Problem to work on
Copy each line below without leaving any out.

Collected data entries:
..........
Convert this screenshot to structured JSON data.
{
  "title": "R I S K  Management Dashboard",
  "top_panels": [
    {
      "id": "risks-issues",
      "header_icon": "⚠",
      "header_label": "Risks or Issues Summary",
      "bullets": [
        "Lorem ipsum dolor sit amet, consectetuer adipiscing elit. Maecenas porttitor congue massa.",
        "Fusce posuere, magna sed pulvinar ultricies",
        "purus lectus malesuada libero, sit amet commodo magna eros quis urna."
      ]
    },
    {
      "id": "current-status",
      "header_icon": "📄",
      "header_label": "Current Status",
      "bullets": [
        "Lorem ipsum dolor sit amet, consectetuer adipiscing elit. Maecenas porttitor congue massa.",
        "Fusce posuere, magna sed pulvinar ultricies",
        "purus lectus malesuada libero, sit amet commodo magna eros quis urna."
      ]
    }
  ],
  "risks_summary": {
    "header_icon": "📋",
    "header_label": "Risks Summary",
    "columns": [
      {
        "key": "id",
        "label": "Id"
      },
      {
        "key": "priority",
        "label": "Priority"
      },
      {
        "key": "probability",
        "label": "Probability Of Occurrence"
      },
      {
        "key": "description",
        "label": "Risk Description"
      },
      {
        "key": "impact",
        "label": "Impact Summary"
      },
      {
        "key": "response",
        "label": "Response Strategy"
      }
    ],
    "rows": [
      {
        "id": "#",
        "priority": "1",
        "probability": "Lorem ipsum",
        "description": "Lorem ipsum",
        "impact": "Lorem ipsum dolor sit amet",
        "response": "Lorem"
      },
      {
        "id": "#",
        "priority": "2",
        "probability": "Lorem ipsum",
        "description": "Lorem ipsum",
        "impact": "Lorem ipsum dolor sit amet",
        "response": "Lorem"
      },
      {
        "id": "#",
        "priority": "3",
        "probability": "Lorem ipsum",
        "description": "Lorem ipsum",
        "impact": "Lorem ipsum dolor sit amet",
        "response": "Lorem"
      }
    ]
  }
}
..........
Task output
Convert this screenshot to structured JSON data.
{
  "title": "R I S K  Management Dashboard",
  "top_panels": [
    {
      "id": "risks-issues",
      "header_icon": "⚠",
      "header_label": "Risks or Issues Summary",
      "bullets": [
        "Lorem ipsum dolor sit amet, consectetuer adipiscing elit. Maecenas porttitor congue massa.",
        "Fusce posuere, magna sed pulvinar ultricies",
        "purus lectus malesuada libero, sit amet commodo magna eros quis urna."
      ]
    },
    {
      "id": "current-status",
      "header_icon": "📄",
      "header_label": "Current Status",
      "bullets": [
        "Lorem ipsum dolor sit amet, consectetuer adipiscing elit. Maecenas porttitor congue massa.",
        "Fusce posuere, magna sed pulvinar ultricies",
        "purus lectus malesuada libero, sit amet commodo magna eros quis urna."
      ]
    }
  ],
  "risks_summary": {
    "header_icon": "📋",
    "header_label": "Risks Summary",
    "columns": [
      {
        "key": "id",
        "label": "Id"
      },
      {
        "key": "priority",
        "label": "Priority"
      },
      {
        "key": "probability",
        "label": "Probability Of Occurrence"
      },
      {
        "key": "description",
        "label": "Risk Description"
      },
      {
        "key": "impact",
        "label": "Impact Summary"
      },
      {
        "key": "response",
        "label": "Response Strategy"
      }
    ],
    "rows": [
      {
        "id": "#",
        "priority": "1",
        "probability": "Lorem ipsum",
        "description": "Lorem ipsum",
        "impact": "Lorem ipsum dolor sit amet",
        "response": "Lorem"
      },
      {
        "id": "#",
        "priority": "2",
        "probability": "Lorem ipsum",
        "description": "Lorem ipsum",
        "impact": "Lorem ipsum dolor sit amet",
        "response": "Lorem"
      },
      {
        "id": "#",
        "priority": "3",
        "probability": "Lorem ipsum",
        "description": "Lorem ipsum",
        "impact": "Lorem ipsum dolor sit amet",
        "response": "Lorem"
      }
    ]
  }
}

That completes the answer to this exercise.